Work to complete:
In the items below, switch "bounding boxes" to "box coordinates" everywhere and write the items out again with no other changes, leaving out the pictures.

Stored records:

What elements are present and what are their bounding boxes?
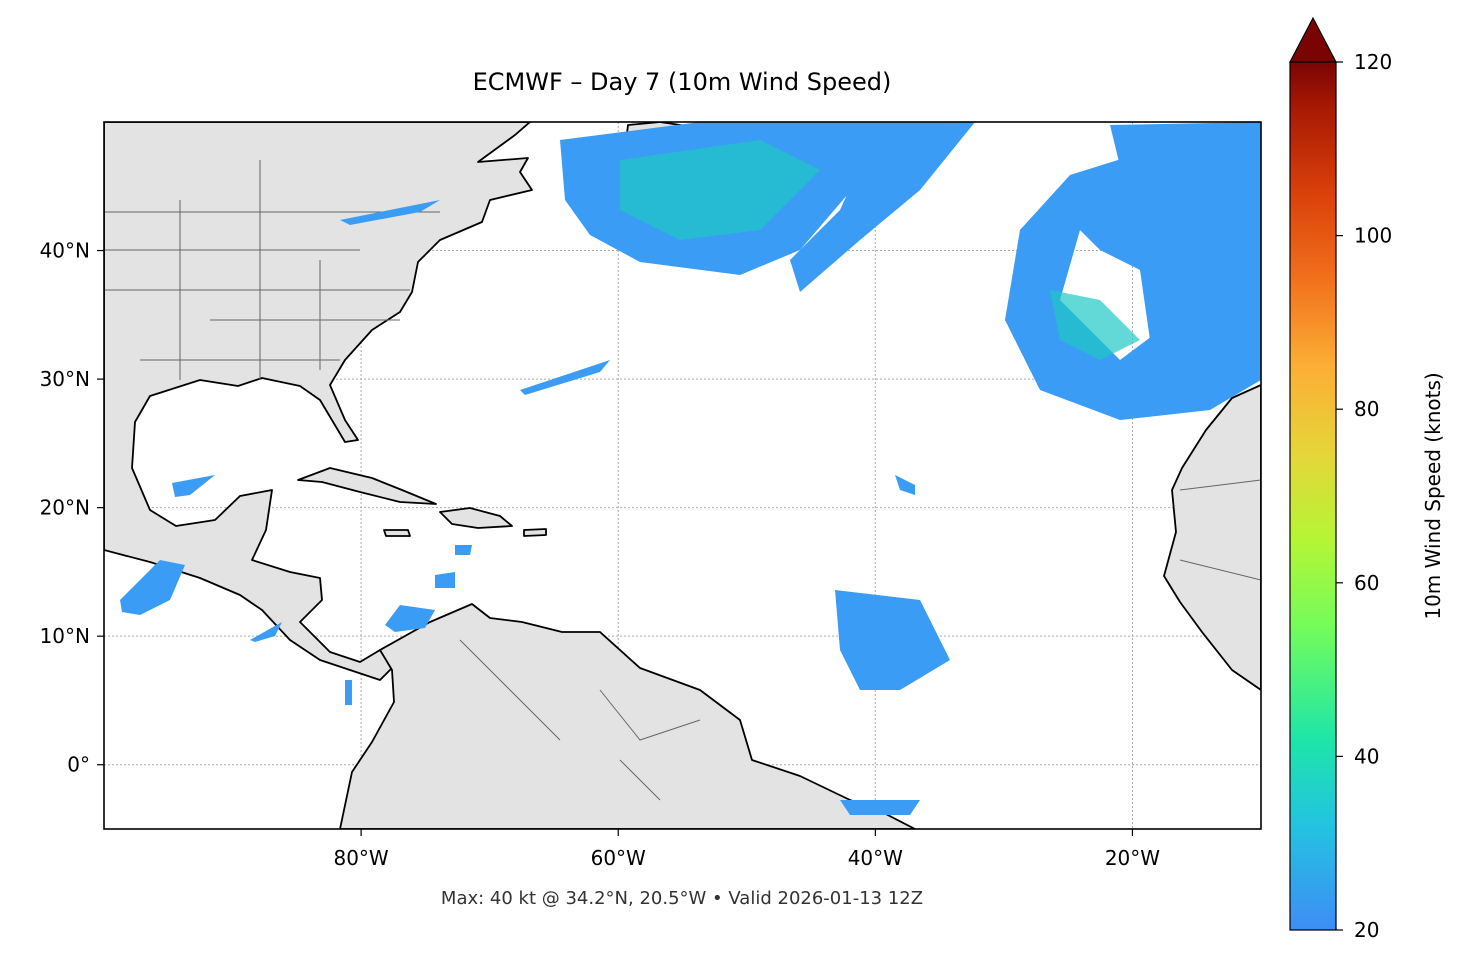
colorbar-tick-label: 40: [1354, 744, 1379, 768]
state-borders: [104, 160, 1261, 801]
colorbar-tick-label: 80: [1354, 397, 1379, 421]
colorbar-label: 10m Wind Speed (knots): [1421, 372, 1445, 619]
x-tick-label: 40°W: [848, 846, 903, 870]
colorbar-tick-label: 20: [1354, 918, 1379, 942]
chart-title: ECMWF – Day 7 (10m Wind Speed): [473, 68, 892, 96]
y-tick-label: 30°N: [40, 367, 90, 391]
cuba: [297, 467, 437, 505]
colorbar: [1289, 61, 1337, 931]
y-tick-label: 40°N: [40, 239, 90, 263]
hispaniola: [439, 507, 513, 529]
colorbar-tick-label: 60: [1354, 571, 1379, 595]
x-tick-label: 20°W: [1105, 846, 1160, 870]
map-frame: [103, 121, 1262, 830]
x-tick-label: 60°W: [591, 846, 646, 870]
wind-field: [120, 122, 1261, 815]
puerto-rico: [523, 528, 547, 537]
jamaica: [383, 529, 411, 537]
colorbar-tick-label: 120: [1354, 50, 1392, 74]
south-america: [339, 603, 916, 829]
map-area: [104, 122, 1261, 829]
y-tick-label: 0°: [67, 753, 90, 777]
colorbar-tick-label: 100: [1354, 224, 1392, 248]
africa: [1163, 384, 1261, 691]
x-tick-label: 80°W: [333, 846, 388, 870]
y-tick-label: 20°N: [40, 496, 90, 520]
north-central-america: [104, 122, 533, 681]
footnote: Max: 40 kt @ 34.2°N, 20.5°W • Valid 2026…: [441, 888, 923, 909]
y-tick-label: 10°N: [40, 624, 90, 648]
wind-core: [620, 140, 1140, 360]
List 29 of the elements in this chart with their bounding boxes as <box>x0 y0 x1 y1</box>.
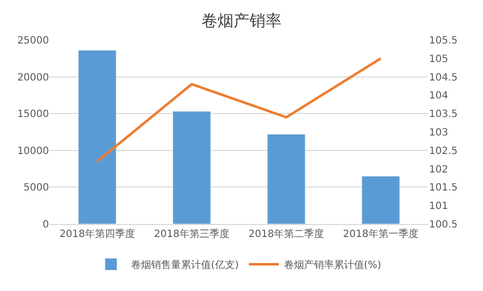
y-tick-label: 15000 <box>17 109 49 120</box>
y-tick-label: 25000 <box>17 36 49 46</box>
x-tick-label: 2018年第四季度 <box>60 228 135 240</box>
y2-tick-label: 104 <box>429 90 448 102</box>
bar <box>267 134 306 224</box>
bar <box>78 50 116 224</box>
y2-tick-label: 105 <box>429 54 448 65</box>
y2-tick-label: 101 <box>429 201 448 212</box>
y2-tick-label: 103.5 <box>429 109 458 120</box>
legend-label: 卷烟销售量累计值(亿支) <box>131 259 239 272</box>
legend-label: 卷烟产销率累计值(%) <box>284 259 382 272</box>
bar <box>172 111 211 224</box>
y-tick-label: 20000 <box>17 72 49 84</box>
bar <box>362 176 400 224</box>
y2-tick-label: 104.5 <box>429 72 458 84</box>
line-series <box>96 57 382 163</box>
y-tick-label: 5000 <box>24 182 49 194</box>
y-tick-label: 0 <box>42 220 49 230</box>
y2-tick-label: 102 <box>429 164 448 176</box>
y2-tick-label: 102.5 <box>429 146 458 157</box>
chart-title: 卷烟产销率 <box>202 10 282 30</box>
y2-tick-label: 100.5 <box>429 220 458 230</box>
y2-tick-label: 103 <box>429 128 448 138</box>
x-tick-label: 2018年第一季度 <box>343 228 418 240</box>
x-tick-label: 2018年第三季度 <box>154 228 230 240</box>
y2-tick-label: 105.5 <box>429 36 458 46</box>
y2-tick-label: 101.5 <box>429 182 458 194</box>
x-tick-label: 2018年第二季度 <box>248 228 324 240</box>
y-tick-label: 10000 <box>17 146 49 157</box>
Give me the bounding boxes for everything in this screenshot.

Answer:
What elements are present and what are their box coordinates?
colorbar-tick-label: 40: [1354, 744, 1379, 768]
state-borders: [104, 160, 1261, 801]
colorbar-tick-label: 80: [1354, 397, 1379, 421]
colorbar-label: 10m Wind Speed (knots): [1421, 372, 1445, 619]
x-tick-label: 40°W: [848, 846, 903, 870]
colorbar-tick-label: 20: [1354, 918, 1379, 942]
chart-title: ECMWF – Day 7 (10m Wind Speed): [473, 68, 892, 96]
y-tick-label: 30°N: [40, 367, 90, 391]
cuba: [297, 467, 437, 505]
colorbar: [1289, 61, 1337, 931]
y-tick-label: 40°N: [40, 239, 90, 263]
hispaniola: [439, 507, 513, 529]
colorbar-tick-label: 60: [1354, 571, 1379, 595]
x-tick-label: 20°W: [1105, 846, 1160, 870]
map-frame: [103, 121, 1262, 830]
x-tick-label: 60°W: [591, 846, 646, 870]
wind-field: [120, 122, 1261, 815]
puerto-rico: [523, 528, 547, 537]
jamaica: [383, 529, 411, 537]
colorbar-tick-label: 120: [1354, 50, 1392, 74]
south-america: [339, 603, 916, 829]
map-area: [104, 122, 1261, 829]
y-tick-label: 0°: [67, 753, 90, 777]
colorbar-tick-label: 100: [1354, 224, 1392, 248]
africa: [1163, 384, 1261, 691]
x-tick-label: 80°W: [333, 846, 388, 870]
y-tick-label: 20°N: [40, 496, 90, 520]
north-central-america: [104, 122, 533, 681]
footnote: Max: 40 kt @ 34.2°N, 20.5°W • Valid 2026…: [441, 888, 923, 909]
y-tick-label: 10°N: [40, 624, 90, 648]
wind-core: [620, 140, 1140, 360]
List 29 of the elements in this chart with their box coordinates as <box>x0 y0 x1 y1</box>.
y-tick-label: 15000 <box>17 109 49 120</box>
y-tick-label: 25000 <box>17 36 49 46</box>
x-tick-label: 2018年第四季度 <box>60 228 135 240</box>
y2-tick-label: 104 <box>429 90 448 102</box>
bar <box>267 134 306 224</box>
bar <box>78 50 116 224</box>
y2-tick-label: 105 <box>429 54 448 65</box>
y2-tick-label: 101 <box>429 201 448 212</box>
y2-tick-label: 103.5 <box>429 109 458 120</box>
legend-label: 卷烟销售量累计值(亿支) <box>131 259 239 272</box>
legend-label: 卷烟产销率累计值(%) <box>284 259 382 272</box>
bar <box>172 111 211 224</box>
y-tick-label: 20000 <box>17 72 49 84</box>
bar <box>362 176 400 224</box>
y2-tick-label: 104.5 <box>429 72 458 84</box>
line-series <box>96 57 382 163</box>
y-tick-label: 5000 <box>24 182 49 194</box>
y-tick-label: 0 <box>42 220 49 230</box>
y2-tick-label: 102 <box>429 164 448 176</box>
y2-tick-label: 102.5 <box>429 146 458 157</box>
chart-title: 卷烟产销率 <box>202 10 282 30</box>
y2-tick-label: 100.5 <box>429 220 458 230</box>
y2-tick-label: 103 <box>429 128 448 138</box>
x-tick-label: 2018年第一季度 <box>343 228 418 240</box>
x-tick-label: 2018年第三季度 <box>154 228 230 240</box>
y2-tick-label: 105.5 <box>429 36 458 46</box>
y2-tick-label: 101.5 <box>429 182 458 194</box>
x-tick-label: 2018年第二季度 <box>248 228 324 240</box>
y-tick-label: 10000 <box>17 146 49 157</box>
Give me the box coordinates for everything in this screenshot.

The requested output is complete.